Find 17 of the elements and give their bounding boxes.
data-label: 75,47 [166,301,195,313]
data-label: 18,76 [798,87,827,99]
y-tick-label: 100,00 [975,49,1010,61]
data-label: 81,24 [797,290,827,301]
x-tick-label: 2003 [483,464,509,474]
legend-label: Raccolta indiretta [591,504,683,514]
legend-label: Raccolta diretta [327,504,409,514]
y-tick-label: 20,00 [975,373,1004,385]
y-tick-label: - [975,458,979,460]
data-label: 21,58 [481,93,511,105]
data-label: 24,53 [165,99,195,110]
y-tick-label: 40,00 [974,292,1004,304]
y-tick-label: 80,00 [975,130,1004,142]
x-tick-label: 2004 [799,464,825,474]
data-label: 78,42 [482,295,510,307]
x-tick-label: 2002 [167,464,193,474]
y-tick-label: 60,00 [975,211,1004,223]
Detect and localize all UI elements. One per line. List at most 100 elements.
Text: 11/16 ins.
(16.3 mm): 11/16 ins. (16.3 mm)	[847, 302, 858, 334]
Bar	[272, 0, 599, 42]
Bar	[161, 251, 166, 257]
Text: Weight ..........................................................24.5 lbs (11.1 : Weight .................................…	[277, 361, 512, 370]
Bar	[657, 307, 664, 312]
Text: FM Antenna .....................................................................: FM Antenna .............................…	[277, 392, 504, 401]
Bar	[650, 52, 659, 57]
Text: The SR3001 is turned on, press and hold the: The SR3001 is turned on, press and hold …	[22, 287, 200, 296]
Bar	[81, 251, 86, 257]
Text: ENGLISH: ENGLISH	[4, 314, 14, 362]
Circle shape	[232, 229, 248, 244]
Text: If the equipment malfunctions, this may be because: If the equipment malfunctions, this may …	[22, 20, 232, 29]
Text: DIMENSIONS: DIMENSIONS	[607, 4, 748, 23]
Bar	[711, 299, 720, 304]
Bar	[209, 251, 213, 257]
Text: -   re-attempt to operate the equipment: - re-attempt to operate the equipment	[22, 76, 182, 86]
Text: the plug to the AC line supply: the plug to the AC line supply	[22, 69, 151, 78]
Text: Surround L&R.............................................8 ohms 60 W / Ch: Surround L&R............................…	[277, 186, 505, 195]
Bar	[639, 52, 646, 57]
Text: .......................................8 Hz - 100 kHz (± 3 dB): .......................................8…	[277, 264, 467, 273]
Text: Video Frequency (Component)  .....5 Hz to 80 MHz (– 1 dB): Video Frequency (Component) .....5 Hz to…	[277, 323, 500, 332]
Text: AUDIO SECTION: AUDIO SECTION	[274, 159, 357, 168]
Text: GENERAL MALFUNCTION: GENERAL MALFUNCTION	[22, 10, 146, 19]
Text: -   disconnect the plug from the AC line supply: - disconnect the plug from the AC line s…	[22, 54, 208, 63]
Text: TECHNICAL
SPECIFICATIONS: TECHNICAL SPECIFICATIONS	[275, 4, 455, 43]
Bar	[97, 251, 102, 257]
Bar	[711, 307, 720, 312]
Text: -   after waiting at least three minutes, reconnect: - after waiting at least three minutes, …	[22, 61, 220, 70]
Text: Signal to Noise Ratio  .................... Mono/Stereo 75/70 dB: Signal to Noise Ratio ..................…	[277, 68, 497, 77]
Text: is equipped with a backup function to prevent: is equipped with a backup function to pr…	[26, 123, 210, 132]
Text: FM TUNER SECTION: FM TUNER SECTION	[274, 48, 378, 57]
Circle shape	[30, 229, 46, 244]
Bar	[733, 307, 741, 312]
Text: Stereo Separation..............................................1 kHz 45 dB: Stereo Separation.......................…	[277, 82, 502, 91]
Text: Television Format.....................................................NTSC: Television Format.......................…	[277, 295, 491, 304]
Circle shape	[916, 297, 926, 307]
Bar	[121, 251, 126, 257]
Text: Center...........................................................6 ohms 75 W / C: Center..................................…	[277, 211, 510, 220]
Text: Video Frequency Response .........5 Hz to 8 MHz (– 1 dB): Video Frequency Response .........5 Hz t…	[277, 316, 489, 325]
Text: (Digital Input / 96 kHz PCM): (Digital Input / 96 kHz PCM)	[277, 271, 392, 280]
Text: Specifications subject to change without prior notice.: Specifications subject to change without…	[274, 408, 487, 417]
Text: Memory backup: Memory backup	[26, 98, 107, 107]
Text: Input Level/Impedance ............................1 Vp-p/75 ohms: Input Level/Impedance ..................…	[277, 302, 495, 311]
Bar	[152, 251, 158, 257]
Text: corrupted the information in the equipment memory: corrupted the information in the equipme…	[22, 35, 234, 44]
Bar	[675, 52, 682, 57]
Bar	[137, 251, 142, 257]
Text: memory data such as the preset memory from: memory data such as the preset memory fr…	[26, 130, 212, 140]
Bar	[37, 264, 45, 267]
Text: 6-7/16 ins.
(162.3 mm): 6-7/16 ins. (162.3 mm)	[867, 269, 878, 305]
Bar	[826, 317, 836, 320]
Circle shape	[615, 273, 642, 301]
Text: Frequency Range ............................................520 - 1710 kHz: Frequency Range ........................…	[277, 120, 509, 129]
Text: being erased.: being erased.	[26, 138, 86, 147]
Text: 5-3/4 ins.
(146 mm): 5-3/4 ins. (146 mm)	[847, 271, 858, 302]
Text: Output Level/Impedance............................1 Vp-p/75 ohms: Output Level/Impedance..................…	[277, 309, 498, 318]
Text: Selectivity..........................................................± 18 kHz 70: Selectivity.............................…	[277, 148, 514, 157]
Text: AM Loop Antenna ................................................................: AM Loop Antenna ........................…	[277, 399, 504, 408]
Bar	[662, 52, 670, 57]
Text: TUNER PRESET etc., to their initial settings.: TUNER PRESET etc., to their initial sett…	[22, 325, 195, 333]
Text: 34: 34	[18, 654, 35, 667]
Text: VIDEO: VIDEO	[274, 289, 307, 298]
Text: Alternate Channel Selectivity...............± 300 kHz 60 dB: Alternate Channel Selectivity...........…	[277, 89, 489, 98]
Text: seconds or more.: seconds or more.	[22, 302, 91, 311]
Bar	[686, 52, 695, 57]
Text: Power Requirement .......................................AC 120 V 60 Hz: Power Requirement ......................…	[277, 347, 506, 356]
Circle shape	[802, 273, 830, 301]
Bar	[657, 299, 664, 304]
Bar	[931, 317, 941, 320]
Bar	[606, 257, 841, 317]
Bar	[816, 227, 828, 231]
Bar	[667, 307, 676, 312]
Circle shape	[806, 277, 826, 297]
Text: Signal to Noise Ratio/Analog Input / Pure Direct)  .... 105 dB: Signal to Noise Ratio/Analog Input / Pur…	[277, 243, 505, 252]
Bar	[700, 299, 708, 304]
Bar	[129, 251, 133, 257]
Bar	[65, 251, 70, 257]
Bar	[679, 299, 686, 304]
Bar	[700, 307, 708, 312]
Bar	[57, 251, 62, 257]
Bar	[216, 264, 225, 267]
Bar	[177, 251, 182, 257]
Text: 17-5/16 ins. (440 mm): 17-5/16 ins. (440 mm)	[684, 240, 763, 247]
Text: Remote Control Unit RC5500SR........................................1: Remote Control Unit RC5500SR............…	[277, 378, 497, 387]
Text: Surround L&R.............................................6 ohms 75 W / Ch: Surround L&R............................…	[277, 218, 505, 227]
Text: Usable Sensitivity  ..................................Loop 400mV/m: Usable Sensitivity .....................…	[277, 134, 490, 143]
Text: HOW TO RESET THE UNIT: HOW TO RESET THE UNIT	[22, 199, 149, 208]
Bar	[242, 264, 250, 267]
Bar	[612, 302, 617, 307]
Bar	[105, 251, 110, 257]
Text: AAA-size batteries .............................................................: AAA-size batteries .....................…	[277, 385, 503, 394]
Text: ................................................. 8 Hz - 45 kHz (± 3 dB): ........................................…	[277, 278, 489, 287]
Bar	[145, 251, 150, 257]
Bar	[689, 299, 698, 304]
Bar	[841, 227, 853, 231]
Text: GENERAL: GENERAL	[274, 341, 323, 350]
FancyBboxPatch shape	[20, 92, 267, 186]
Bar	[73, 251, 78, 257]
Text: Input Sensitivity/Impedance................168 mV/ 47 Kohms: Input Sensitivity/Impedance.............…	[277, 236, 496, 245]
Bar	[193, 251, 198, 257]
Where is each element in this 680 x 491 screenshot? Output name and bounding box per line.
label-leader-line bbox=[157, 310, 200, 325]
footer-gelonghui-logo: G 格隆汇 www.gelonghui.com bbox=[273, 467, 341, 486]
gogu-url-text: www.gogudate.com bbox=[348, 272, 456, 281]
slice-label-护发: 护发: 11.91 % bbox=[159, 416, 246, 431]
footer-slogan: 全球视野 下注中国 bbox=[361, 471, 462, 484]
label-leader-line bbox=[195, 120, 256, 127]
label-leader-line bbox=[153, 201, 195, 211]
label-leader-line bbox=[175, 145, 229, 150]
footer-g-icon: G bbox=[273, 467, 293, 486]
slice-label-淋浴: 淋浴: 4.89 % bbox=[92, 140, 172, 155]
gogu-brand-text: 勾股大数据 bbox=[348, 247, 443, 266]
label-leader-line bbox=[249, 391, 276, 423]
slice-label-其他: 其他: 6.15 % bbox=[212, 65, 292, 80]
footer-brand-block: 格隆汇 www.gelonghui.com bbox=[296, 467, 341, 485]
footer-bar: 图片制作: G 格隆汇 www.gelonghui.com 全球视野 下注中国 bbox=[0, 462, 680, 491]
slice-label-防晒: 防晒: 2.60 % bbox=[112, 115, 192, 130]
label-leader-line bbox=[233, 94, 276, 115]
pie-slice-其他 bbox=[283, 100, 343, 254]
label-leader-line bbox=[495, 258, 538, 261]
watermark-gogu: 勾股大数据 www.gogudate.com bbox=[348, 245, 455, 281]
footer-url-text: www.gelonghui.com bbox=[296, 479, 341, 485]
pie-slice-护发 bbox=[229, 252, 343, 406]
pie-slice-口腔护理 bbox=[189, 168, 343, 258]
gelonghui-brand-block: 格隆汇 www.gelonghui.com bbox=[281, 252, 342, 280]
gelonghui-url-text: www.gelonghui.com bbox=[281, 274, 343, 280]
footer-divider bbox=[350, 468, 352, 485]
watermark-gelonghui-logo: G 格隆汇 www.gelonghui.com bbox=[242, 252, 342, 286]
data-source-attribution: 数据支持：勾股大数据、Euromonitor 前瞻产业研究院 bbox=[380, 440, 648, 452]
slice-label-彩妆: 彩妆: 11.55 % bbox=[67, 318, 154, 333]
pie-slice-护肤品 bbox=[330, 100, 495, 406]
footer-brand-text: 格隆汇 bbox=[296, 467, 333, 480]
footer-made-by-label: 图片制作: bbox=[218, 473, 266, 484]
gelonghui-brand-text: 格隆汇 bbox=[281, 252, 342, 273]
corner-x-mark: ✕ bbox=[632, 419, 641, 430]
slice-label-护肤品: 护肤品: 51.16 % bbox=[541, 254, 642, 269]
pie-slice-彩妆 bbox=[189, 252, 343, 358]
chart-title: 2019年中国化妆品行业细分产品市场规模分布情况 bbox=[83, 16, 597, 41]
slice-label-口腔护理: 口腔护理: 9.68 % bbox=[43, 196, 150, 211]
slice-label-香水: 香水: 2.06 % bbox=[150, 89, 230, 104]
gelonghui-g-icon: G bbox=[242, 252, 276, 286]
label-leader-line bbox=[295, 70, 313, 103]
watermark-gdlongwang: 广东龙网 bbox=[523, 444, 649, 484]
★ ★ ★
### Exercise:
Output the records as a numbered list with blank lines omitted, running from the first line through the line that contains "307, 664, 312]".

### Task response:
1. Find 17 of the elements and give their bounding boxes.
2. data-label: 75,47 [166,301,195,313]
3. data-label: 18,76 [798,87,827,99]
4. y-tick-label: 100,00 [975,49,1010,61]
5. data-label: 81,24 [797,290,827,301]
6. x-tick-label: 2003 [483,464,509,474]
7. legend-label: Raccolta indiretta [591,504,683,514]
8. legend-label: Raccolta diretta [327,504,409,514]
9. y-tick-label: 20,00 [975,373,1004,385]
10. y-tick-label: - [975,458,979,460]
11. data-label: 21,58 [481,93,511,105]
12. data-label: 24,53 [165,99,195,110]
13. y-tick-label: 40,00 [974,292,1004,304]
14. y-tick-label: 80,00 [975,130,1004,142]
15. x-tick-label: 2004 [799,464,825,474]
16. data-label: 78,42 [482,295,510,307]
17. x-tick-label: 2002 [167,464,193,474]
18. y-tick-label: 60,00 [975,211,1004,223]
19. Detect and localize all UI elements. One per line. List at most 100 elements.
20. Text: 11/16 ins.
21. (16.3 mm): 11/16 ins. (16.3 mm)	[847, 302, 858, 334]
22. Bar	[272, 0, 599, 42]
23. Bar	[161, 251, 166, 257]
24. Text: Weight ..........................................................24.5 lbs (11.1 : Weight .................................…	[277, 361, 512, 370]
25. Bar	[657, 307, 664, 312]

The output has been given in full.